Information provided:
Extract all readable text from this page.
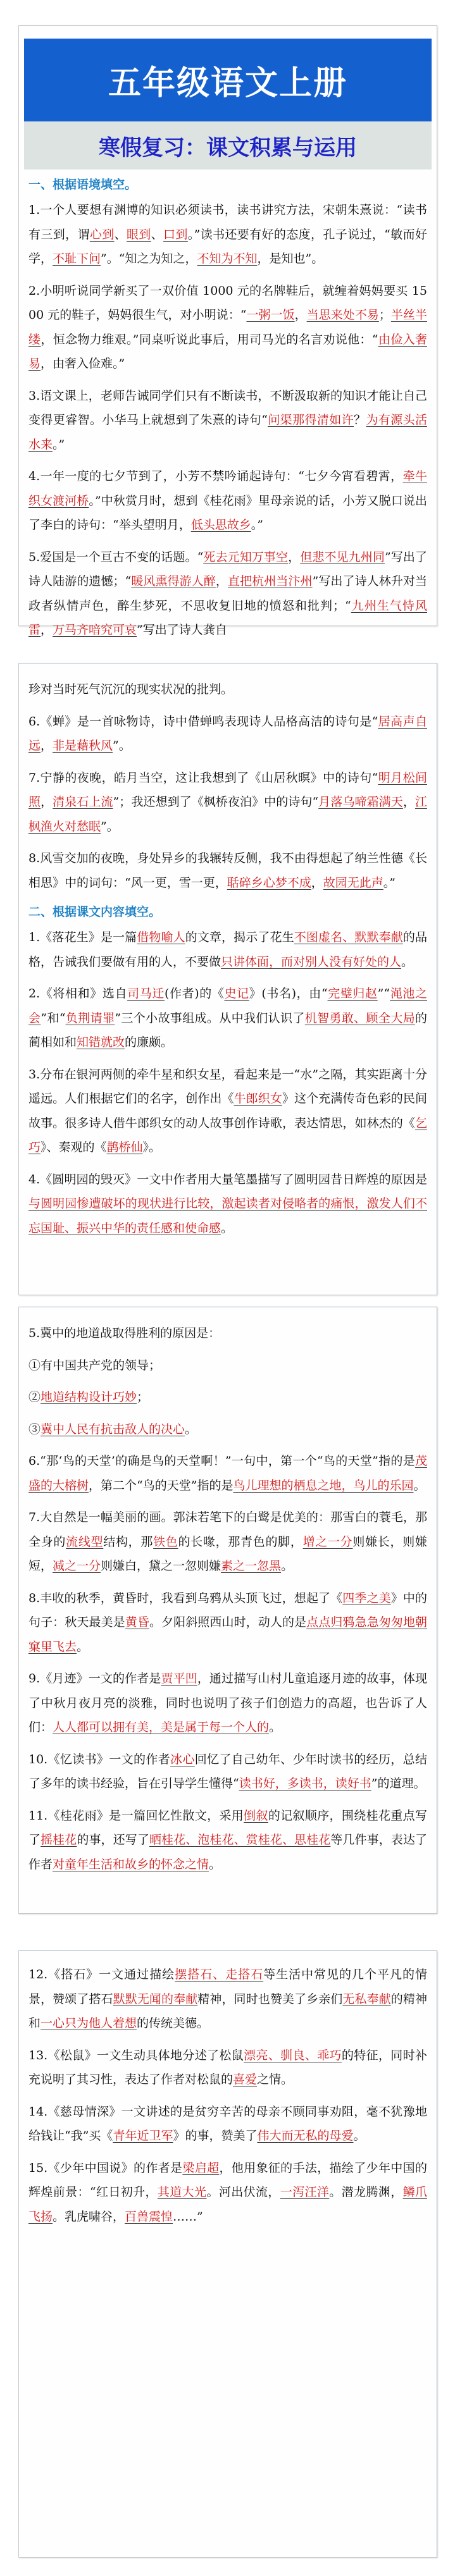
五年级语文上册
寒假复习：课文积累与运用
一、根据语境填空。

1.一个人要想有渊博的知识必须读书，读书讲究方法，宋朝朱熹说：“读书有三到，谓心到、眼到、口到。”读书还要有好的态度，孔子说过，“敏而好学，不耻下问”。“知之为知之，不知为不知，是知也”。

2.小明听说同学新买了一双价值 1000 元的名牌鞋后，就缠着妈妈要买 1500 元的鞋子，妈妈很生气，对小明说：“一粥一饭，当思来处不易；半丝半缕，恒念物力维艰。”同桌听说此事后，用司马光的名言劝说他：“由俭入奢易，由奢入俭难。”

3.语文课上，老师告诫同学们只有不断读书，不断汲取新的知识才能让自己变得更睿智。小华马上就想到了朱熹的诗句“问渠那得清如许？为有源头活水来。”

4.一年一度的七夕节到了，小芳不禁吟诵起诗句：“七夕今宵看碧霄，牵牛织女渡河桥。”中秋赏月时，想到《桂花雨》里母亲说的话，小芳又脱口说出了李白的诗句：“举头望明月，低头思故乡。”

5.爱国是一个亘古不变的话题。“死去元知万事空，但悲不见九州同”写出了诗人陆游的遗憾；“暖风熏得游人醉，直把杭州当汴州”写出了诗人林升对当政者纵情声色，醉生梦死，不思收复旧地的愤怒和批判；“九州生气恃风雷，万马齐喑究可哀”写出了诗人龚自

珍对当时死气沉沉的现实状况的批判。

6.《蝉》是一首咏物诗，诗中借蝉鸣表现诗人品格高洁的诗句是“居高声自远，非是藉秋风”。

7.宁静的夜晚，皓月当空，这让我想到了《山居秋暝》中的诗句“明月松间照，清泉石上流”；我还想到了《枫桥夜泊》中的诗句“月落乌啼霜满天，江枫渔火对愁眠”。

8.风雪交加的夜晚，身处异乡的我辗转反侧，我不由得想起了纳兰性德《长相思》中的词句：“风一更，雪一更，聒碎乡心梦不成，故园无此声。”

二、根据课文内容填空。

1.《落花生》是一篇借物喻人的文章，揭示了花生不图虚名、默默奉献的品格，告诫我们要做有用的人，不要做只讲体面，而对别人没有好处的人。

2.《将相和》选自司马迁(作者)的《史记》(书名)，由“完璧归赵”“渑池之会”和“负荆请罪”三个小故事组成。从中我们认识了机智勇敢、顾全大局的蔺相如和知错就改的廉颇。

3.分布在银河两侧的牵牛星和织女星，看起来是一“水”之隔，其实距离十分遥远。人们根据它们的名字，创作出《牛郎织女》这个充满传奇色彩的民间故事。很多诗人借牛郎织女的动人故事创作诗歌，表达情思，如林杰的《乞巧》、秦观的《鹊桥仙》。

4.《圆明园的毁灭》一文中作者用大量笔墨描写了圆明园昔日辉煌的原因是与圆明园惨遭破坏的现状进行比较，激起读者对侵略者的痛恨，激发人们不忘国耻、振兴中华的责任感和使命感。

5.冀中的地道战取得胜利的原因是：

①有中国共产党的领导；

②地道结构设计巧妙；

③冀中人民有抗击敌人的决心。

6.“那‘鸟的天堂’的确是鸟的天堂啊！”一句中，第一个“鸟的天堂”指的是茂盛的大榕树，第二个“鸟的天堂”指的是鸟儿理想的栖息之地，鸟儿的乐园。

7.大自然是一幅美丽的画。郭沫若笔下的白鹭是优美的：那雪白的蓑毛，那全身的流线型结构，那铁色的长喙，那青色的脚，增之一分则嫌长，则嫌短，减之一分则嫌白，黛之一忽则嫌素之一忽黑。

8.丰收的秋季，黄昏时，我看到乌鸦从头顶飞过，想起了《四季之美》中的句子：秋天最美是黄昏。夕阳斜照西山时，动人的是点点归鸦急急匆匆地朝窠里飞去。

9.《月迹》一文的作者是贾平凹，通过描写山村儿童追逐月迹的故事，体现了中秋月夜月亮的淡雅，同时也说明了孩子们创造力的高超，也告诉了人们：人人都可以拥有美，美是属于每一个人的。

10.《忆读书》一文的作者冰心回忆了自己幼年、少年时读书的经历，总结了多年的读书经验，旨在引导学生懂得“读书好，多读书，读好书”的道理。

11.《桂花雨》是一篇回忆性散文，采用倒叙的记叙顺序，围绕桂花重点写了摇桂花的事，还写了晒桂花、泡桂花、赏桂花、思桂花等几件事，表达了作者对童年生活和故乡的怀念之情。

12.《搭石》一文通过描绘摆搭石、走搭石等生活中常见的几个平凡的情景，赞颂了搭石默默无闻的奉献精神，同时也赞美了乡亲们无私奉献的精神和一心只为他人着想的传统美德。

13.《松鼠》一文生动具体地分述了松鼠漂亮、驯良、乖巧的特征，同时补充说明了其习性，表达了作者对松鼠的喜爱之情。

14.《慈母情深》一文讲述的是贫穷辛苦的母亲不顾同事劝阻，毫不犹豫地给钱让“我”买《青年近卫军》的事，赞美了伟大而无私的母爱。

15.《少年中国说》的作者是梁启超，他用象征的手法，描绘了少年中国的辉煌前景：“红日初升，其道大光。河出伏流，一泻汪洋。潜龙腾渊，鳞爪飞扬。乳虎啸谷，百兽震惶……”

Given problem: Copy the entries above faithfully and omit every image.

Response to this exercise:
Extract all readable text from this page.
五年级语文上册
寒假复习：课文积累与运用
一、根据语境填空。

1.一个人要想有渊博的知识必须读书，读书讲究方法，宋朝朱熹说：“读书有三到，谓心到、眼到、口到。”读书还要有好的态度，孔子说过，“敏而好学，不耻下问”。“知之为知之，不知为不知，是知也”。

2.小明听说同学新买了一双价值 1000 元的名牌鞋后，就缠着妈妈要买 1500 元的鞋子，妈妈很生气，对小明说：“一粥一饭，当思来处不易；半丝半缕，恒念物力维艰。”同桌听说此事后，用司马光的名言劝说他：“由俭入奢易，由奢入俭难。”

3.语文课上，老师告诫同学们只有不断读书，不断汲取新的知识才能让自己变得更睿智。小华马上就想到了朱熹的诗句“问渠那得清如许？为有源头活水来。”

4.一年一度的七夕节到了，小芳不禁吟诵起诗句：“七夕今宵看碧霄，牵牛织女渡河桥。”中秋赏月时，想到《桂花雨》里母亲说的话，小芳又脱口说出了李白的诗句：“举头望明月，低头思故乡。”

5.爱国是一个亘古不变的话题。“死去元知万事空，但悲不见九州同”写出了诗人陆游的遗憾；“暖风熏得游人醉，直把杭州当汴州”写出了诗人林升对当政者纵情声色，醉生梦死，不思收复旧地的愤怒和批判；“九州生气恃风雷，万马齐喑究可哀”写出了诗人龚自

珍对当时死气沉沉的现实状况的批判。

6.《蝉》是一首咏物诗，诗中借蝉鸣表现诗人品格高洁的诗句是“居高声自远，非是藉秋风”。

7.宁静的夜晚，皓月当空，这让我想到了《山居秋暝》中的诗句“明月松间照，清泉石上流”；我还想到了《枫桥夜泊》中的诗句“月落乌啼霜满天，江枫渔火对愁眠”。

8.风雪交加的夜晚，身处异乡的我辗转反侧，我不由得想起了纳兰性德《长相思》中的词句：“风一更，雪一更，聒碎乡心梦不成，故园无此声。”

二、根据课文内容填空。

1.《落花生》是一篇借物喻人的文章，揭示了花生不图虚名、默默奉献的品格，告诫我们要做有用的人，不要做只讲体面，而对别人没有好处的人。

2.《将相和》选自司马迁(作者)的《史记》(书名)，由“完璧归赵”“渑池之会”和“负荆请罪”三个小故事组成。从中我们认识了机智勇敢、顾全大局的蔺相如和知错就改的廉颇。

3.分布在银河两侧的牵牛星和织女星，看起来是一“水”之隔，其实距离十分遥远。人们根据它们的名字，创作出《牛郎织女》这个充满传奇色彩的民间故事。很多诗人借牛郎织女的动人故事创作诗歌，表达情思，如林杰的《乞巧》、秦观的《鹊桥仙》。

4.《圆明园的毁灭》一文中作者用大量笔墨描写了圆明园昔日辉煌的原因是与圆明园惨遭破坏的现状进行比较，激起读者对侵略者的痛恨，激发人们不忘国耻、振兴中华的责任感和使命感。

5.冀中的地道战取得胜利的原因是：

①有中国共产党的领导；

②地道结构设计巧妙；

③冀中人民有抗击敌人的决心。

6.“那‘鸟的天堂’的确是鸟的天堂啊！”一句中，第一个“鸟的天堂”指的是茂盛的大榕树，第二个“鸟的天堂”指的是鸟儿理想的栖息之地，鸟儿的乐园。

7.大自然是一幅美丽的画。郭沫若笔下的白鹭是优美的：那雪白的蓑毛，那全身的流线型结构，那铁色的长喙，那青色的脚，增之一分则嫌长，则嫌短，减之一分则嫌白，黛之一忽则嫌素之一忽黑。

8.丰收的秋季，黄昏时，我看到乌鸦从头顶飞过，想起了《四季之美》中的句子：秋天最美是黄昏。夕阳斜照西山时，动人的是点点归鸦急急匆匆地朝窠里飞去。

9.《月迹》一文的作者是贾平凹，通过描写山村儿童追逐月迹的故事，体现了中秋月夜月亮的淡雅，同时也说明了孩子们创造力的高超，也告诉了人们：人人都可以拥有美，美是属于每一个人的。

10.《忆读书》一文的作者冰心回忆了自己幼年、少年时读书的经历，总结了多年的读书经验，旨在引导学生懂得“读书好，多读书，读好书”的道理。

11.《桂花雨》是一篇回忆性散文，采用倒叙的记叙顺序，围绕桂花重点写了摇桂花的事，还写了晒桂花、泡桂花、赏桂花、思桂花等几件事，表达了作者对童年生活和故乡的怀念之情。

12.《搭石》一文通过描绘摆搭石、走搭石等生活中常见的几个平凡的情景，赞颂了搭石默默无闻的奉献精神，同时也赞美了乡亲们无私奉献的精神和一心只为他人着想的传统美德。

13.《松鼠》一文生动具体地分述了松鼠漂亮、驯良、乖巧的特征，同时补充说明了其习性，表达了作者对松鼠的喜爱之情。

14.《慈母情深》一文讲述的是贫穷辛苦的母亲不顾同事劝阻，毫不犹豫地给钱让“我”买《青年近卫军》的事，赞美了伟大而无私的母爱。

15.《少年中国说》的作者是梁启超，他用象征的手法，描绘了少年中国的辉煌前景：“红日初升，其道大光。河出伏流，一泻汪洋。潜龙腾渊，鳞爪飞扬。乳虎啸谷，百兽震惶……”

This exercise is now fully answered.